REQUIREMENT>
Reproduce the records below in full and exactly, without their images.

Collected data entries>

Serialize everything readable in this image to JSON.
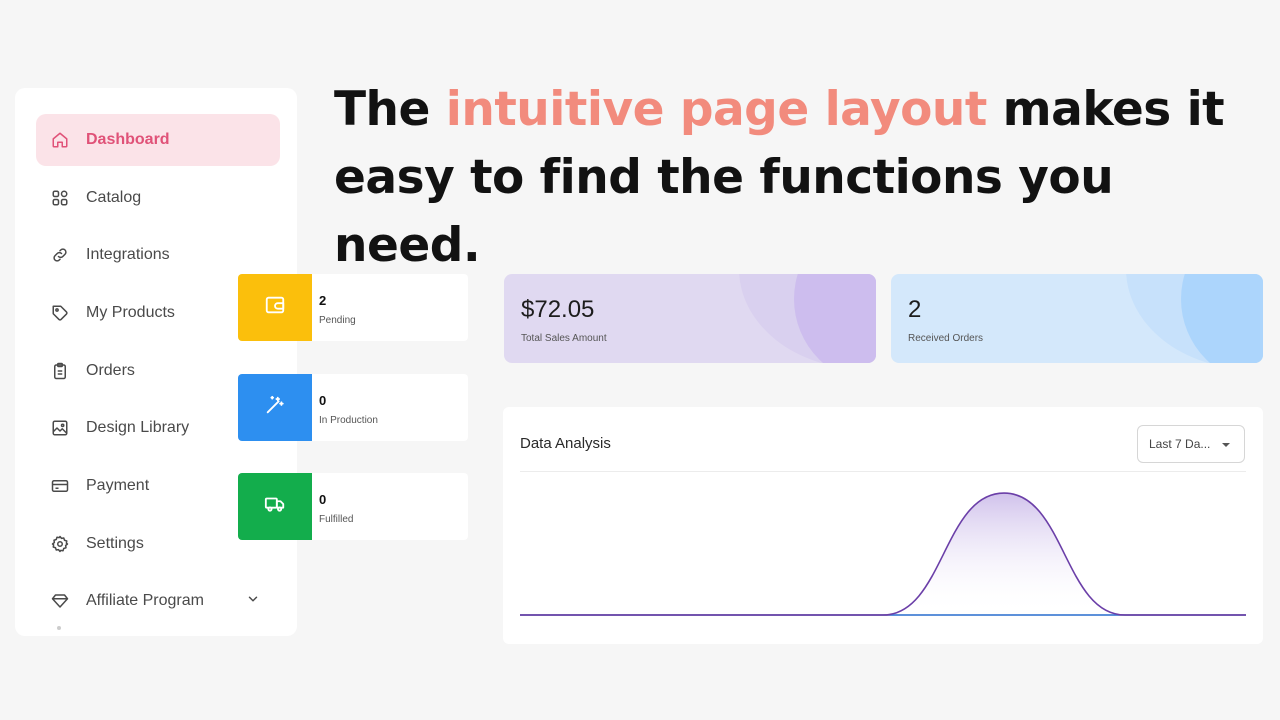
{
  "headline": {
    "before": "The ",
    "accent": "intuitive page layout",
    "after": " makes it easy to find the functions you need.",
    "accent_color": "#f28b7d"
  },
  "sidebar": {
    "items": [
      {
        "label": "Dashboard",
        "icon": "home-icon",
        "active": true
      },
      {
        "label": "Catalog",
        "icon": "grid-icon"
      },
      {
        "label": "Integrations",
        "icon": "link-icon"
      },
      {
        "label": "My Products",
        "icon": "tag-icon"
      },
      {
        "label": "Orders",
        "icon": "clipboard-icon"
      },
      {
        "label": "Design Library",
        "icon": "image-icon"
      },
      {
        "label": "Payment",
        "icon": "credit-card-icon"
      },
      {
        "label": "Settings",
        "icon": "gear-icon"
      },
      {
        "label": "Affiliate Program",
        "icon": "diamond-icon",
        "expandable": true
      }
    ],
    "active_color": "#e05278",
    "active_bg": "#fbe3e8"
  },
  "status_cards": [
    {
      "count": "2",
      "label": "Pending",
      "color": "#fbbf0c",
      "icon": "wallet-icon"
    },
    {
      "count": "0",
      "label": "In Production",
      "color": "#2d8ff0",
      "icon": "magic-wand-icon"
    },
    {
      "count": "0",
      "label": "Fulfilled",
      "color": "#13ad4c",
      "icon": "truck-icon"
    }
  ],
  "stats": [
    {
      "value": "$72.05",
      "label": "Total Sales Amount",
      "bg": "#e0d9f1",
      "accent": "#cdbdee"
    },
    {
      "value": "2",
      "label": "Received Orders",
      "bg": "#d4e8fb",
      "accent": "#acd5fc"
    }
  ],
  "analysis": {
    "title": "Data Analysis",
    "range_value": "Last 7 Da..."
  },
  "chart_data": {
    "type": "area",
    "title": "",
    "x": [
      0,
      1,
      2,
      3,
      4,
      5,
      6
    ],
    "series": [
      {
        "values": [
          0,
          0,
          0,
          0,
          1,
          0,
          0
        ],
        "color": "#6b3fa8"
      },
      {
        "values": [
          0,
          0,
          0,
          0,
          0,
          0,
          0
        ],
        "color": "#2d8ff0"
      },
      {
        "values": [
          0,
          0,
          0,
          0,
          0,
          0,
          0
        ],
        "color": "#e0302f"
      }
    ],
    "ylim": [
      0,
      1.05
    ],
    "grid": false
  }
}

SOLUTION BELOW>
Serialize everything readable in this image to JSON.
{
  "headline": {
    "before": "The ",
    "accent": "intuitive page layout",
    "after": " makes it easy to find the functions you need.",
    "accent_color": "#f28b7d"
  },
  "sidebar": {
    "items": [
      {
        "label": "Dashboard",
        "icon": "home-icon",
        "active": true
      },
      {
        "label": "Catalog",
        "icon": "grid-icon"
      },
      {
        "label": "Integrations",
        "icon": "link-icon"
      },
      {
        "label": "My Products",
        "icon": "tag-icon"
      },
      {
        "label": "Orders",
        "icon": "clipboard-icon"
      },
      {
        "label": "Design Library",
        "icon": "image-icon"
      },
      {
        "label": "Payment",
        "icon": "credit-card-icon"
      },
      {
        "label": "Settings",
        "icon": "gear-icon"
      },
      {
        "label": "Affiliate Program",
        "icon": "diamond-icon",
        "expandable": true
      }
    ],
    "active_color": "#e05278",
    "active_bg": "#fbe3e8"
  },
  "status_cards": [
    {
      "count": "2",
      "label": "Pending",
      "color": "#fbbf0c",
      "icon": "wallet-icon"
    },
    {
      "count": "0",
      "label": "In Production",
      "color": "#2d8ff0",
      "icon": "magic-wand-icon"
    },
    {
      "count": "0",
      "label": "Fulfilled",
      "color": "#13ad4c",
      "icon": "truck-icon"
    }
  ],
  "stats": [
    {
      "value": "$72.05",
      "label": "Total Sales Amount",
      "bg": "#e0d9f1",
      "accent": "#cdbdee"
    },
    {
      "value": "2",
      "label": "Received Orders",
      "bg": "#d4e8fb",
      "accent": "#acd5fc"
    }
  ],
  "analysis": {
    "title": "Data Analysis",
    "range_value": "Last 7 Da..."
  },
  "chart_data": {
    "type": "area",
    "title": "",
    "x": [
      0,
      1,
      2,
      3,
      4,
      5,
      6
    ],
    "series": [
      {
        "values": [
          0,
          0,
          0,
          0,
          1,
          0,
          0
        ],
        "color": "#6b3fa8"
      },
      {
        "values": [
          0,
          0,
          0,
          0,
          0,
          0,
          0
        ],
        "color": "#2d8ff0"
      },
      {
        "values": [
          0,
          0,
          0,
          0,
          0,
          0,
          0
        ],
        "color": "#e0302f"
      }
    ],
    "ylim": [
      0,
      1.05
    ],
    "grid": false
  }
}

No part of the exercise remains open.